"""

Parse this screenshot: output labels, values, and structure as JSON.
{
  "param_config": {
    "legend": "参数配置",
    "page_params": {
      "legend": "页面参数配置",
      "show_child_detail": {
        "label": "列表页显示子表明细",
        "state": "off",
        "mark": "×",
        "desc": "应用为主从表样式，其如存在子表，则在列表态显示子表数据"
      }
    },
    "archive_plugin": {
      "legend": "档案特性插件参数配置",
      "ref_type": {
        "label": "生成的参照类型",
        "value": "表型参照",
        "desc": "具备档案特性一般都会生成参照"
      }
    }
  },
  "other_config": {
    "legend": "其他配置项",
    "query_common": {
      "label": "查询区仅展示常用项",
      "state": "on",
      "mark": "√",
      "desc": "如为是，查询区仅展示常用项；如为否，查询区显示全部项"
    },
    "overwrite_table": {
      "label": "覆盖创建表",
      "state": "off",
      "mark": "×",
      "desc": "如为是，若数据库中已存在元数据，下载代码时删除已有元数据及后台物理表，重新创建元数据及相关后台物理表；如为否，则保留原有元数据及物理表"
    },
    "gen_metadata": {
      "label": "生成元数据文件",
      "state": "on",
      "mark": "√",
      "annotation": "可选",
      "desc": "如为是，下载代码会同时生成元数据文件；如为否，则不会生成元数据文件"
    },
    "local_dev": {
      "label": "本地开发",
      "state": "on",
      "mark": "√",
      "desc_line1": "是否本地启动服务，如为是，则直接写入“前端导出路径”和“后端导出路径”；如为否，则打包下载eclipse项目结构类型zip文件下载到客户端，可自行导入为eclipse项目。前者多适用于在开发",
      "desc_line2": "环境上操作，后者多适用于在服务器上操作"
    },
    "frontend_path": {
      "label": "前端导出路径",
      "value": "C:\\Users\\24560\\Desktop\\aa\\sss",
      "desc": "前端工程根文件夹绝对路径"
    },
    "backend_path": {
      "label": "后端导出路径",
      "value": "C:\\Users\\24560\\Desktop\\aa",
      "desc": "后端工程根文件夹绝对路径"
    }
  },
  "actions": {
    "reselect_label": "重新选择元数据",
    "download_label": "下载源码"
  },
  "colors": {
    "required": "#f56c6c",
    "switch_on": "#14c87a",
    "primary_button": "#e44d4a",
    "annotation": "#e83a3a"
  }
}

"""

__WORK TO DO__
Using the listing above, please repeat every entry exactly.

__COMPLETE ANSWER__
Parse this screenshot: output labels, values, and structure as JSON.
{
  "param_config": {
    "legend": "参数配置",
    "page_params": {
      "legend": "页面参数配置",
      "show_child_detail": {
        "label": "列表页显示子表明细",
        "state": "off",
        "mark": "×",
        "desc": "应用为主从表样式，其如存在子表，则在列表态显示子表数据"
      }
    },
    "archive_plugin": {
      "legend": "档案特性插件参数配置",
      "ref_type": {
        "label": "生成的参照类型",
        "value": "表型参照",
        "desc": "具备档案特性一般都会生成参照"
      }
    }
  },
  "other_config": {
    "legend": "其他配置项",
    "query_common": {
      "label": "查询区仅展示常用项",
      "state": "on",
      "mark": "√",
      "desc": "如为是，查询区仅展示常用项；如为否，查询区显示全部项"
    },
    "overwrite_table": {
      "label": "覆盖创建表",
      "state": "off",
      "mark": "×",
      "desc": "如为是，若数据库中已存在元数据，下载代码时删除已有元数据及后台物理表，重新创建元数据及相关后台物理表；如为否，则保留原有元数据及物理表"
    },
    "gen_metadata": {
      "label": "生成元数据文件",
      "state": "on",
      "mark": "√",
      "annotation": "可选",
      "desc": "如为是，下载代码会同时生成元数据文件；如为否，则不会生成元数据文件"
    },
    "local_dev": {
      "label": "本地开发",
      "state": "on",
      "mark": "√",
      "desc_line1": "是否本地启动服务，如为是，则直接写入“前端导出路径”和“后端导出路径”；如为否，则打包下载eclipse项目结构类型zip文件下载到客户端，可自行导入为eclipse项目。前者多适用于在开发",
      "desc_line2": "环境上操作，后者多适用于在服务器上操作"
    },
    "frontend_path": {
      "label": "前端导出路径",
      "value": "C:\\Users\\24560\\Desktop\\aa\\sss",
      "desc": "前端工程根文件夹绝对路径"
    },
    "backend_path": {
      "label": "后端导出路径",
      "value": "C:\\Users\\24560\\Desktop\\aa",
      "desc": "后端工程根文件夹绝对路径"
    }
  },
  "actions": {
    "reselect_label": "重新选择元数据",
    "download_label": "下载源码"
  },
  "colors": {
    "required": "#f56c6c",
    "switch_on": "#14c87a",
    "primary_button": "#e44d4a",
    "annotation": "#e83a3a"
  }
}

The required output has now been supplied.